» WHAT IS BEING ASKED:
Search the material for the word "color" and copy each line that holds it.

» WORKING DATA:

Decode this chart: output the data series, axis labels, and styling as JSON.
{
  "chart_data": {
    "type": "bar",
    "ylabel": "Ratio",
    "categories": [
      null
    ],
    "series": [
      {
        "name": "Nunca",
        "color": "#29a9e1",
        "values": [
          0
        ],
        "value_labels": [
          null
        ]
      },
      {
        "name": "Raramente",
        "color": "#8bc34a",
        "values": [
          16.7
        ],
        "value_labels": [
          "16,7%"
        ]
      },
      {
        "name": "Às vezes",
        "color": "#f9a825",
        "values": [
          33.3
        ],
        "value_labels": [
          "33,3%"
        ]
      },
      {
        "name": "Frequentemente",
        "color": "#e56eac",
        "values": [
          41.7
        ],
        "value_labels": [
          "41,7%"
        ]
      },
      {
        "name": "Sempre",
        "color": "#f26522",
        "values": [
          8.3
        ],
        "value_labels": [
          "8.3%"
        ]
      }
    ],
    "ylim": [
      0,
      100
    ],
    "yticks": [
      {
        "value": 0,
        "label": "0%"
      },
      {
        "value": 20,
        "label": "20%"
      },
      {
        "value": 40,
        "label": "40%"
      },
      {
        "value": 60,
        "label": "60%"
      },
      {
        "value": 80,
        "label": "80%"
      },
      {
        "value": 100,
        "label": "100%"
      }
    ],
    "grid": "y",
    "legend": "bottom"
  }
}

» TASK ANSWER:
        "color": "#29a9e1",
        "color": "#8bc34a",
        "color": "#f9a825",
        "color": "#e56eac",
        "color": "#f26522",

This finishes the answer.